(Region boundary data)
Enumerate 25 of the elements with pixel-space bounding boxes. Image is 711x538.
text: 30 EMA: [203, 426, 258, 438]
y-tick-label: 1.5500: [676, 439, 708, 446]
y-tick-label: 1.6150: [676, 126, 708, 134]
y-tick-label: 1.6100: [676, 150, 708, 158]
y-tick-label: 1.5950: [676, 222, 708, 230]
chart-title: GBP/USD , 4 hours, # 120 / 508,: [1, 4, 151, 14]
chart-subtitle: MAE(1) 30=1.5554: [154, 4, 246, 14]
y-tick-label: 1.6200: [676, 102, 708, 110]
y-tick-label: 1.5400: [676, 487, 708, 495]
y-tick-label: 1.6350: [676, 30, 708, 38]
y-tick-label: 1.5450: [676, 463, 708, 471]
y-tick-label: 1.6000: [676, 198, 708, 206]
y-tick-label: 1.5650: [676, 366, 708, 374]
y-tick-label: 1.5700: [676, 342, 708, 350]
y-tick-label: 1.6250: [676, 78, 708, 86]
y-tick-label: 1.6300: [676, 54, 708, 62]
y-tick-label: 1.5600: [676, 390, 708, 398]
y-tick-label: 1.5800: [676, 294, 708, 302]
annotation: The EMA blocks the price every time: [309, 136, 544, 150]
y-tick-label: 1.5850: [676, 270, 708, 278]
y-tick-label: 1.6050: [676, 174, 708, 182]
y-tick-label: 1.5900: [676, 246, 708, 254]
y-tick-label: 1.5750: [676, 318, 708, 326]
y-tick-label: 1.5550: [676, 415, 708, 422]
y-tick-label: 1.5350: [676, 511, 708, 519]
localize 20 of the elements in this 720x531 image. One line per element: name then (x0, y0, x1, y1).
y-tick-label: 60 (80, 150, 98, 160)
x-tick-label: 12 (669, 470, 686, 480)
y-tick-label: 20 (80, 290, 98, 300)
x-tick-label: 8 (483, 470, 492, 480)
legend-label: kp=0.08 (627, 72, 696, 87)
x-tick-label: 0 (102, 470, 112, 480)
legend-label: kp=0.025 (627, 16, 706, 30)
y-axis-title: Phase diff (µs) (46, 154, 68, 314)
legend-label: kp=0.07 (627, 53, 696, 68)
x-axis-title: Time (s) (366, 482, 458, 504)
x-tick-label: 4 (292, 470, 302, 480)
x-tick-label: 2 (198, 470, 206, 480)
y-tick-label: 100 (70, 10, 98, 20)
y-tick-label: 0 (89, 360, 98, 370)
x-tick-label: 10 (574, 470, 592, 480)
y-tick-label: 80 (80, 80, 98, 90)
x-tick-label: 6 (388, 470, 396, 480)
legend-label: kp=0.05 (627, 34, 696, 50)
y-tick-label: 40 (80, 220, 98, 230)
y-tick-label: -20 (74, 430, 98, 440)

*SHORT PROBLEM*: Return each line of the records above that contains the string "axis". Case counts.

*RESULT FOR THIS EXERCISE*:
y-axis-title: Phase diff (µs) (46, 154, 68, 314)
x-axis-title: Time (s) (366, 482, 458, 504)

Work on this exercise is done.